* [Available records]
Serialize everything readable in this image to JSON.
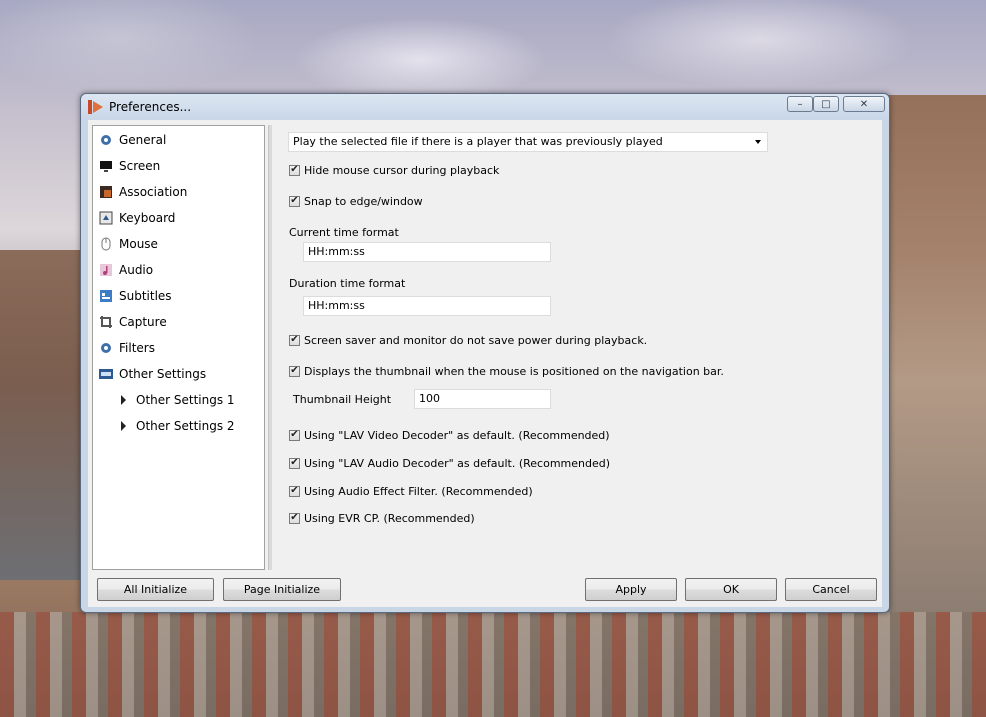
{
  "window": {
    "title": "Preferences...",
    "controls": {
      "minimize": "–",
      "maximize": "□",
      "close": "✕"
    }
  },
  "sidebar": {
    "items": [
      {
        "label": "General",
        "icon": "gear-icon"
      },
      {
        "label": "Screen",
        "icon": "monitor-icon"
      },
      {
        "label": "Association",
        "icon": "file-association-icon"
      },
      {
        "label": "Keyboard",
        "icon": "keyboard-icon"
      },
      {
        "label": "Mouse",
        "icon": "mouse-icon"
      },
      {
        "label": "Audio",
        "icon": "music-note-icon"
      },
      {
        "label": "Subtitles",
        "icon": "subtitles-icon"
      },
      {
        "label": "Capture",
        "icon": "crop-icon"
      },
      {
        "label": "Filters",
        "icon": "gear-icon"
      },
      {
        "label": "Other Settings",
        "icon": "etc-icon"
      }
    ],
    "subitems": [
      {
        "label": "Other Settings 1"
      },
      {
        "label": "Other Settings 2"
      }
    ]
  },
  "panel": {
    "play_mode": {
      "selected": "Play the selected file if there is a player that was previously played"
    },
    "hide_cursor": {
      "label": "Hide mouse cursor during playback",
      "checked": true
    },
    "snap_edge": {
      "label": "Snap to edge/window",
      "checked": true
    },
    "current_time_format": {
      "label": "Current time format",
      "value": "HH:mm:ss"
    },
    "duration_time_format": {
      "label": "Duration time format",
      "value": "HH:mm:ss"
    },
    "screen_saver": {
      "label": "Screen saver and monitor do not save power during playback.",
      "checked": true
    },
    "thumbnail": {
      "label": "Displays the thumbnail when the mouse is positioned on the navigation bar.",
      "checked": true
    },
    "thumbnail_height": {
      "label": "Thumbnail Height",
      "value": "100"
    },
    "lav_video": {
      "label": "Using \"LAV Video Decoder\" as default. (Recommended)",
      "checked": true
    },
    "lav_audio": {
      "label": "Using \"LAV Audio Decoder\" as default. (Recommended)",
      "checked": true
    },
    "audio_effect": {
      "label": "Using Audio Effect Filter. (Recommended)",
      "checked": true
    },
    "evr_cp": {
      "label": "Using EVR CP. (Recommended)",
      "checked": true
    },
    "check_mark": "✔"
  },
  "footer": {
    "all_initialize": "All Initialize",
    "page_initialize": "Page Initialize",
    "apply": "Apply",
    "ok": "OK",
    "cancel": "Cancel"
  },
  "colors": {
    "accent": "#d25a2c",
    "titlebar": "#c8d6e7",
    "client_bg": "#f0f0f0"
  }
}
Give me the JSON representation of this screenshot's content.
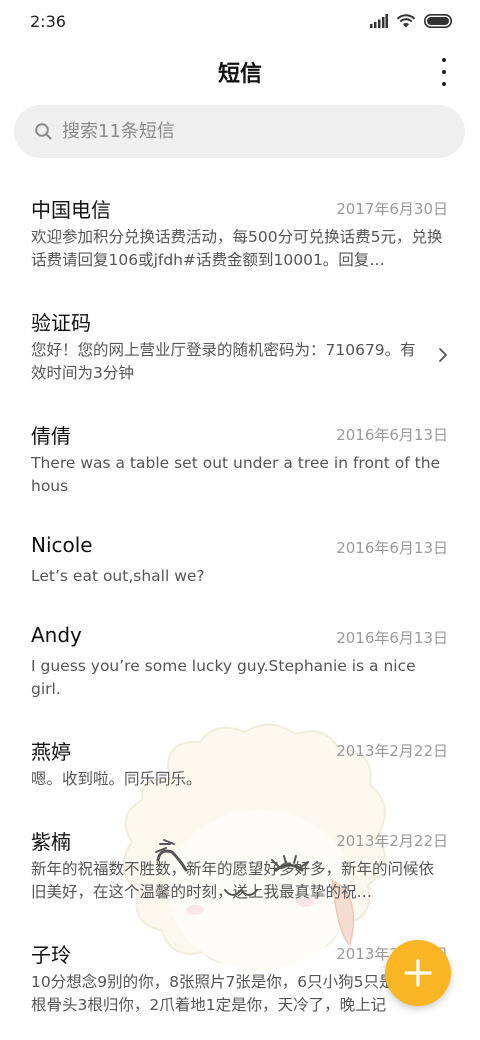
{
  "status_bar": {
    "time": "2:36"
  },
  "header": {
    "title": "短信"
  },
  "search": {
    "placeholder": "搜索11条短信"
  },
  "messages": [
    {
      "name": "中国电信",
      "date": "2017年6月30日",
      "preview": "欢迎参加积分兑换话费活动，每500分可兑换话费5元，兑换话费请回复106或jfdh#话费金额到10001。回复…"
    },
    {
      "name": "验证码",
      "date": "",
      "preview": "您好！您的网上营业厅登录的随机密码为：710679。有效时间为3分钟"
    },
    {
      "name": "倩倩",
      "date": "2016年6月13日",
      "preview": "There was a table set out under a tree in front of the hous"
    },
    {
      "name": "Nicole",
      "date": "2016年6月13日",
      "preview": "Let’s eat out,shall we?"
    },
    {
      "name": "Andy",
      "date": "2016年6月13日",
      "preview": "I guess you’re some lucky guy.Stephanie is a nice girl."
    },
    {
      "name": "燕婷",
      "date": "2013年2月22日",
      "preview": "嗯。收到啦。同乐同乐。"
    },
    {
      "name": "紫楠",
      "date": "2013年2月22日",
      "preview": "新年的祝福数不胜数，新年的愿望好多好多，新年的问候依旧美好，在这个温馨的时刻，送上我最真挚的祝…"
    },
    {
      "name": "子玲",
      "date": "2013年2月22日",
      "preview": "10分想念9别的你，8张照片7张是你，6只小狗5只是你，4根骨头3根归你，2爪着地1定是你，天冷了，晚上记"
    }
  ],
  "colors": {
    "accent": "#f9b523",
    "text_secondary": "#9a9a9a"
  },
  "icons": {
    "fab": "plus-icon",
    "row_arrow": "chevron-right-icon"
  }
}
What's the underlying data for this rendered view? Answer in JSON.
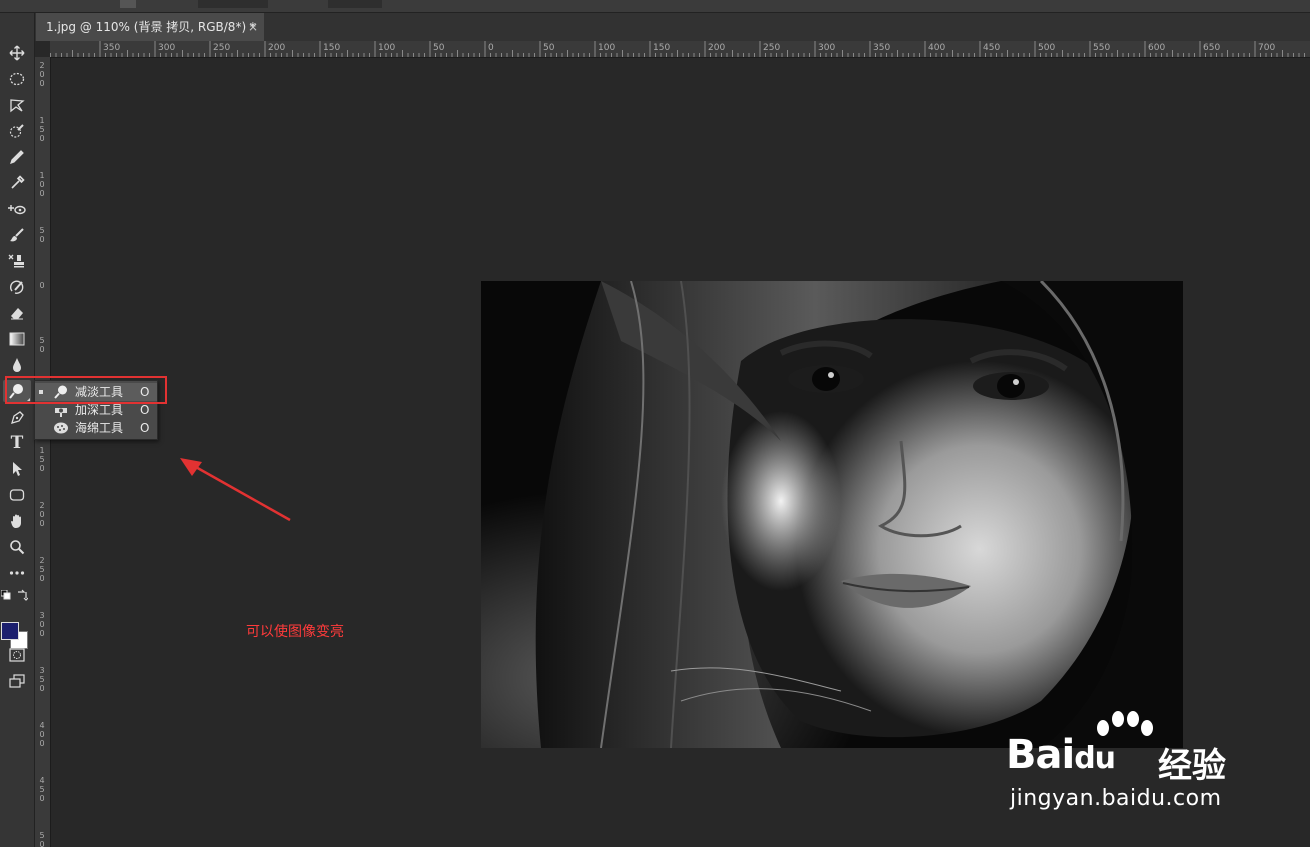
{
  "document_tab": {
    "title": "1.jpg @ 110% (背景 拷贝, RGB/8*) *",
    "close_glyph": "×"
  },
  "ruler": {
    "horizontal_labels": [
      "350",
      "300",
      "250",
      "200",
      "150",
      "100",
      "50",
      "0",
      "50",
      "100",
      "150",
      "200",
      "250",
      "300",
      "350",
      "400",
      "450",
      "500",
      "550",
      "600",
      "650",
      "700"
    ],
    "vertical_labels": [
      "200",
      "150",
      "100",
      "50",
      "0",
      "50",
      "100",
      "150",
      "200",
      "250",
      "300",
      "350",
      "400",
      "450",
      "500"
    ]
  },
  "toolbar": {
    "tools": [
      {
        "name": "move-tool-icon"
      },
      {
        "name": "elliptical-marquee-tool-icon"
      },
      {
        "name": "lasso-tool-icon"
      },
      {
        "name": "quick-selection-tool-icon"
      },
      {
        "name": "pen-brush-tool-icon"
      },
      {
        "name": "eyedropper-tool-icon"
      },
      {
        "name": "spot-healing-tool-icon"
      },
      {
        "name": "brush-tool-icon"
      },
      {
        "name": "clone-stamp-tool-icon"
      },
      {
        "name": "history-brush-tool-icon"
      },
      {
        "name": "eraser-tool-icon"
      },
      {
        "name": "gradient-tool-icon"
      },
      {
        "name": "blur-tool-icon"
      },
      {
        "name": "dodge-tool-icon"
      },
      {
        "name": "pen-tool-icon"
      },
      {
        "name": "type-tool-icon"
      },
      {
        "name": "path-selection-tool-icon"
      },
      {
        "name": "rectangle-tool-icon"
      },
      {
        "name": "hand-tool-icon"
      },
      {
        "name": "zoom-tool-icon"
      },
      {
        "name": "more-tools-icon"
      }
    ],
    "type_tool_glyph": "T",
    "foreground_color": "#1c1f6e",
    "background_color": "#ffffff"
  },
  "flyout": {
    "items": [
      {
        "label": "减淡工具",
        "shortcut": "O",
        "selected": true,
        "icon": "dodge-icon"
      },
      {
        "label": "加深工具",
        "shortcut": "O",
        "selected": false,
        "icon": "burn-icon"
      },
      {
        "label": "海绵工具",
        "shortcut": "O",
        "selected": false,
        "icon": "sponge-icon"
      }
    ]
  },
  "annotation": {
    "text": "可以使图像变亮",
    "color": "#ff3b3b"
  },
  "watermark": {
    "brand": "Bai",
    "brand_suffix": "du",
    "product": "经验",
    "url": "jingyan.baidu.com"
  }
}
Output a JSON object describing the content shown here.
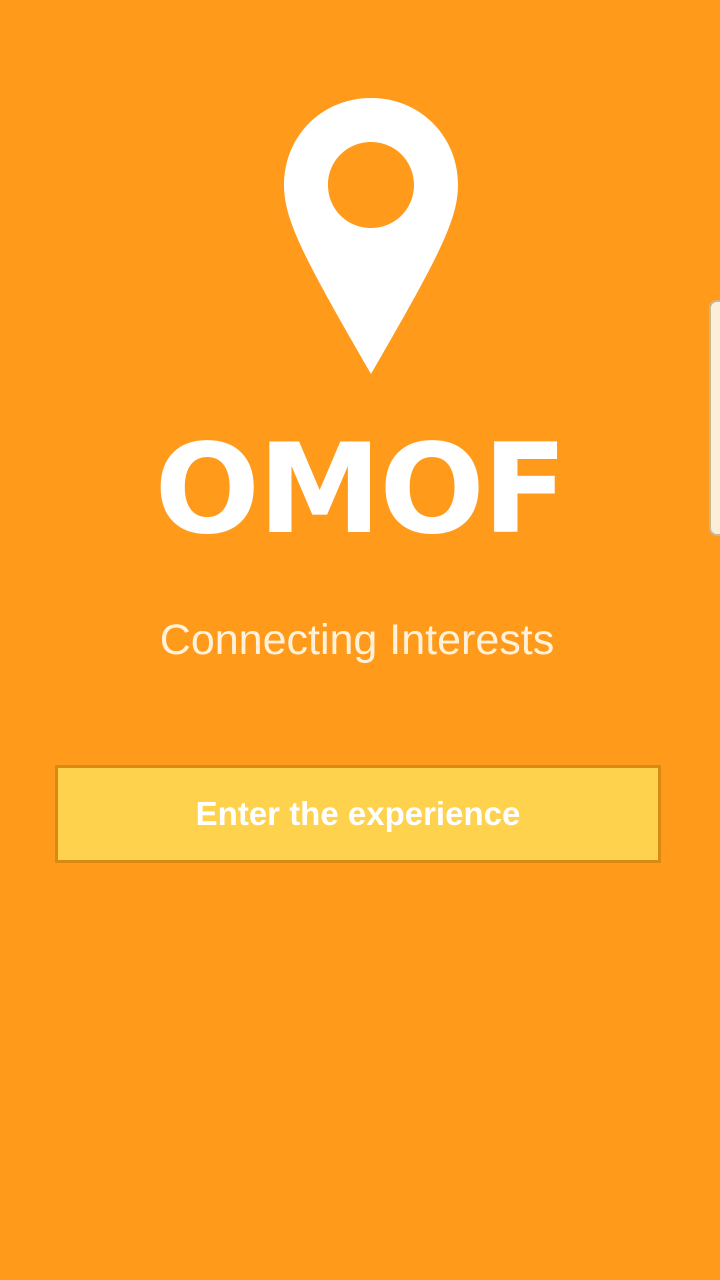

* [Task goal] Look for lines containing the string "file" and copy them all.

* [Result for this exercise]
        "icon": "file-association-icon"
      "selected": "Play the selected file if there is a player that was previously played"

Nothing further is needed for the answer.